#### THE TASK
Find the lines with "watermark" in them and copy them out.
□ □ □ □ □
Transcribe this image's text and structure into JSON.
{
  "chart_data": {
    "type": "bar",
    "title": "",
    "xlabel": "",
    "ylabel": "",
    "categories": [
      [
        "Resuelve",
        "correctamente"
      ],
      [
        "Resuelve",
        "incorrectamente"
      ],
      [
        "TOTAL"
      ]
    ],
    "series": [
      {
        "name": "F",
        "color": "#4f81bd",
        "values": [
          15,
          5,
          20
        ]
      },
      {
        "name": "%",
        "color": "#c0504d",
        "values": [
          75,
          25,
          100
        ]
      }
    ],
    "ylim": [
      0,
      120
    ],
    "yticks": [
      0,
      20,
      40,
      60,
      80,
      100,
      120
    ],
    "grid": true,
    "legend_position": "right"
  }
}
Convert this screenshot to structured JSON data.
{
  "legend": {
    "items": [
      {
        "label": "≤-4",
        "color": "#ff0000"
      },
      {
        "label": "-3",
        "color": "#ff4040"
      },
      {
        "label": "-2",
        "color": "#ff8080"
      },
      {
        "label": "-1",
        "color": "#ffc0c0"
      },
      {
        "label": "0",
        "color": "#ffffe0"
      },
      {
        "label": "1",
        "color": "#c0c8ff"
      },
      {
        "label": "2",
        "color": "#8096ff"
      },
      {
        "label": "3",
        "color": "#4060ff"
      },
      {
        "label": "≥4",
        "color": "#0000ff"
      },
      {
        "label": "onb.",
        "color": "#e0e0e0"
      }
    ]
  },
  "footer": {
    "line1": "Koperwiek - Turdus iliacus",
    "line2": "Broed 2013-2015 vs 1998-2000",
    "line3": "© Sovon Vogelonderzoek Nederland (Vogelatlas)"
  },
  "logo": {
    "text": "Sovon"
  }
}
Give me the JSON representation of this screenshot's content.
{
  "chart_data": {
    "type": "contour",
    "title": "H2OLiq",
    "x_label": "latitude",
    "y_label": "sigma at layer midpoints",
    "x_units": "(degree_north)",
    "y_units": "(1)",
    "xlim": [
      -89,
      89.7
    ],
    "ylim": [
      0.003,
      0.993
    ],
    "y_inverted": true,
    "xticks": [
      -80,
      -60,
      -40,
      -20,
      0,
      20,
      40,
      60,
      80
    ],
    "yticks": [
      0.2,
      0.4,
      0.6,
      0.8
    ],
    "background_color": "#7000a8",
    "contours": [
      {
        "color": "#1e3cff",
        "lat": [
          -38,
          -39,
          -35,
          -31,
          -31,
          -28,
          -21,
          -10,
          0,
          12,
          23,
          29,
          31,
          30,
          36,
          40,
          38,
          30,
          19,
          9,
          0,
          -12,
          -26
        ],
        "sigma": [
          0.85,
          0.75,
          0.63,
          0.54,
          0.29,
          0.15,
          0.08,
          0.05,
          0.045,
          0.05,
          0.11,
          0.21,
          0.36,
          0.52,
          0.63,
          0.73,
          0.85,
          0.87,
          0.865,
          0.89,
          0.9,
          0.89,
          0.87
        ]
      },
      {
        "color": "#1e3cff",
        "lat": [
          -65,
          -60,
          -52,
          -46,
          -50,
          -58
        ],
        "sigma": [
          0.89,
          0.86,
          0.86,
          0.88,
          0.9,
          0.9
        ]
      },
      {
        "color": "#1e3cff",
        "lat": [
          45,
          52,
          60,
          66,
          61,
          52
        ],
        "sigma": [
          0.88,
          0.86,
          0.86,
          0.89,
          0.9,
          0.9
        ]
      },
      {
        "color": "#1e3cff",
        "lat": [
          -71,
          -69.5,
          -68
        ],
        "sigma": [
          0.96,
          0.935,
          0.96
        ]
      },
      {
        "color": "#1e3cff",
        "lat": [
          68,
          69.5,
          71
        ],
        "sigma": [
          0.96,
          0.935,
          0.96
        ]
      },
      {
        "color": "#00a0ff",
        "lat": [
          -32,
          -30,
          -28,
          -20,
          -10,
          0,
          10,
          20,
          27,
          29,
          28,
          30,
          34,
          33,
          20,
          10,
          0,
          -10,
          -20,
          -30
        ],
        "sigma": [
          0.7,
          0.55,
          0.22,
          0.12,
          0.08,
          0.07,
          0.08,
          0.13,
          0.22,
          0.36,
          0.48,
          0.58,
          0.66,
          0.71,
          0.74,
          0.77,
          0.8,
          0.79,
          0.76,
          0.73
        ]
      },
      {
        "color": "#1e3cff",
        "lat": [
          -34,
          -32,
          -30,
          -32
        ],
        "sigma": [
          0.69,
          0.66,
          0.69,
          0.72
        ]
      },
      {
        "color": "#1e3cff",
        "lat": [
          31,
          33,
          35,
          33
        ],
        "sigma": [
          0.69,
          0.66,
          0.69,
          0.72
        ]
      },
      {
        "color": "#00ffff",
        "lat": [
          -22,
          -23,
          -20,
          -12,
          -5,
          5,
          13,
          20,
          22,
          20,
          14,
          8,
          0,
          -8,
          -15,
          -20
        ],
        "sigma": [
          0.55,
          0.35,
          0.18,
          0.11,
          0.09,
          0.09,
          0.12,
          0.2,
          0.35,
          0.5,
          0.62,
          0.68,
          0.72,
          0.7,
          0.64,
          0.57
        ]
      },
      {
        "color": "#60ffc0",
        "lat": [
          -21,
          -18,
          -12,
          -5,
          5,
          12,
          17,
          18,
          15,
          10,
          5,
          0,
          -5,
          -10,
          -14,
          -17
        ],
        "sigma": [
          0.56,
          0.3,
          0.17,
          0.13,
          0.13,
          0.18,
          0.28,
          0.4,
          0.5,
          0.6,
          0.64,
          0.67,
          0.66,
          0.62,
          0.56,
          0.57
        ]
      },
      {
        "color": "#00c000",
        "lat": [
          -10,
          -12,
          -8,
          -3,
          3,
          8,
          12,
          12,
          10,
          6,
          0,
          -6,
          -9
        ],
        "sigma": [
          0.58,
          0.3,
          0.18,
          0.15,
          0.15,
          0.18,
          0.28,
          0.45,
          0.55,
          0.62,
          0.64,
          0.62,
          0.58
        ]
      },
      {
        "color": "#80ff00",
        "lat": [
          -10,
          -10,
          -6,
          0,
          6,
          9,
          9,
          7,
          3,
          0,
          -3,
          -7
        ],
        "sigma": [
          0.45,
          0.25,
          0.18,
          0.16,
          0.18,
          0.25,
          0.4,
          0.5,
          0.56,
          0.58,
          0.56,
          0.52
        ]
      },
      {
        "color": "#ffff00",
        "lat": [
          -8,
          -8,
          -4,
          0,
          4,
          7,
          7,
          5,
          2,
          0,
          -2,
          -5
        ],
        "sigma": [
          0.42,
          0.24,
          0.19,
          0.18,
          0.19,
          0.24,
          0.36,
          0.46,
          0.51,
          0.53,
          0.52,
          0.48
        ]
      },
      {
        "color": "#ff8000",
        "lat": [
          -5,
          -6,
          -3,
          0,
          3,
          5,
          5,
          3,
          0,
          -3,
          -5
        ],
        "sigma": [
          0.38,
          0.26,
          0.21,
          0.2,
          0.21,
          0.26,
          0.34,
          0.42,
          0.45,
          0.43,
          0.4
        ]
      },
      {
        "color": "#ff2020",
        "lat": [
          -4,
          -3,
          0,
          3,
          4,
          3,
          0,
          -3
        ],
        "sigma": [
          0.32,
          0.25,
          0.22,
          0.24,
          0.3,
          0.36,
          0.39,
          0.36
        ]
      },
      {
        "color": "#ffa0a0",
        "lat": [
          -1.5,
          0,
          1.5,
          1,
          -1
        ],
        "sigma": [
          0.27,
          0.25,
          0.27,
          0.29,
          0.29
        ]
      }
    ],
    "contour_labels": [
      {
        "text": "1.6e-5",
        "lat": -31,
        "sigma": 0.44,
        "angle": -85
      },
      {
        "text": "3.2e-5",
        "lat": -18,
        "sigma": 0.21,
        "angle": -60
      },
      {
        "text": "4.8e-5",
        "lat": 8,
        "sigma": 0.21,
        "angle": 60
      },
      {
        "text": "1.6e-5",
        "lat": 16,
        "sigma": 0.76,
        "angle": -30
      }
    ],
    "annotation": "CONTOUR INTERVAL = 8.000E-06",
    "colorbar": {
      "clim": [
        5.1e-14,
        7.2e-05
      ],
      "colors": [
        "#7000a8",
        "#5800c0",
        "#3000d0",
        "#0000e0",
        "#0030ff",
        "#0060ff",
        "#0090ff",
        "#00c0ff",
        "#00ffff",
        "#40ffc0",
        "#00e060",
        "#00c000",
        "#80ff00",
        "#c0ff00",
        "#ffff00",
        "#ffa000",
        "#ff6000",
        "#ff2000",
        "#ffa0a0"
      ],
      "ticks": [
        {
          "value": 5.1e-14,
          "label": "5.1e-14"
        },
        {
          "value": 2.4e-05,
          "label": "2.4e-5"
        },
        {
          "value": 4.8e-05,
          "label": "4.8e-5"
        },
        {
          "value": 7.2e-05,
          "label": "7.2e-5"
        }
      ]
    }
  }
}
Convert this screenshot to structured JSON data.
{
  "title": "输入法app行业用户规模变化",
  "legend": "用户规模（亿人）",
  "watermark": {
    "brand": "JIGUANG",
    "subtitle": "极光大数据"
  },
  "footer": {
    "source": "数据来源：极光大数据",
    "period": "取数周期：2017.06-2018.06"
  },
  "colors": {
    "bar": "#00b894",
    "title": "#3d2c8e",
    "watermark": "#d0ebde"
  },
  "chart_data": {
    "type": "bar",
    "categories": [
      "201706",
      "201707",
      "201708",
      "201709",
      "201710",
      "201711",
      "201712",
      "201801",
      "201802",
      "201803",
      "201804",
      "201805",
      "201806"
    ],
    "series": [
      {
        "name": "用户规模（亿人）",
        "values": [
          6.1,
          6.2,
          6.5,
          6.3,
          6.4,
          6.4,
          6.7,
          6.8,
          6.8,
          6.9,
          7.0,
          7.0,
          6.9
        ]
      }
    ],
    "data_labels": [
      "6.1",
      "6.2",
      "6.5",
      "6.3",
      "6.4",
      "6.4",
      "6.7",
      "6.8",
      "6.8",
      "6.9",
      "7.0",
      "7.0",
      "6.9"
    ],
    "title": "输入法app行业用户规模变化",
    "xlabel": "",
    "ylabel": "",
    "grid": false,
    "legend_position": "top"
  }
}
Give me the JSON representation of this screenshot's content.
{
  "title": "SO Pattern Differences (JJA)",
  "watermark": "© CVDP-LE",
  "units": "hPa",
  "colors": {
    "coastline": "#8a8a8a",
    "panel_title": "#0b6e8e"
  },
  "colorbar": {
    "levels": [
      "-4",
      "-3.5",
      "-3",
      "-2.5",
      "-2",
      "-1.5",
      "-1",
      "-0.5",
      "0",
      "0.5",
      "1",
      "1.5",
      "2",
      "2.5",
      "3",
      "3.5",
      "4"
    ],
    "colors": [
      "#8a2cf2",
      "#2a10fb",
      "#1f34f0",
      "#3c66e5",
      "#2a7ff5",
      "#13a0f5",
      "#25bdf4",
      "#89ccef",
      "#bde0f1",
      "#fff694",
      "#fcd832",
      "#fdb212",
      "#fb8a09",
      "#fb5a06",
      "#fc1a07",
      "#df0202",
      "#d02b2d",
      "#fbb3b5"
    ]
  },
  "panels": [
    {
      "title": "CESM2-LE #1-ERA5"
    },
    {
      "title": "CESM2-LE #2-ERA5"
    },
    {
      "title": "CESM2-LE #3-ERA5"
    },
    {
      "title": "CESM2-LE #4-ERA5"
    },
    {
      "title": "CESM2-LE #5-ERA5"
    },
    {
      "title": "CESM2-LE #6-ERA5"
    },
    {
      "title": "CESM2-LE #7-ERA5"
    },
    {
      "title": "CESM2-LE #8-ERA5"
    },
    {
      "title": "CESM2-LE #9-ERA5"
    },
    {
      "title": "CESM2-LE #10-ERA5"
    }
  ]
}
□ □ □ □ □
#### RESULT FOR THIS TASK
  "watermark": {
    "watermark": "#d0ebde"
  "watermark": "© CVDP-LE",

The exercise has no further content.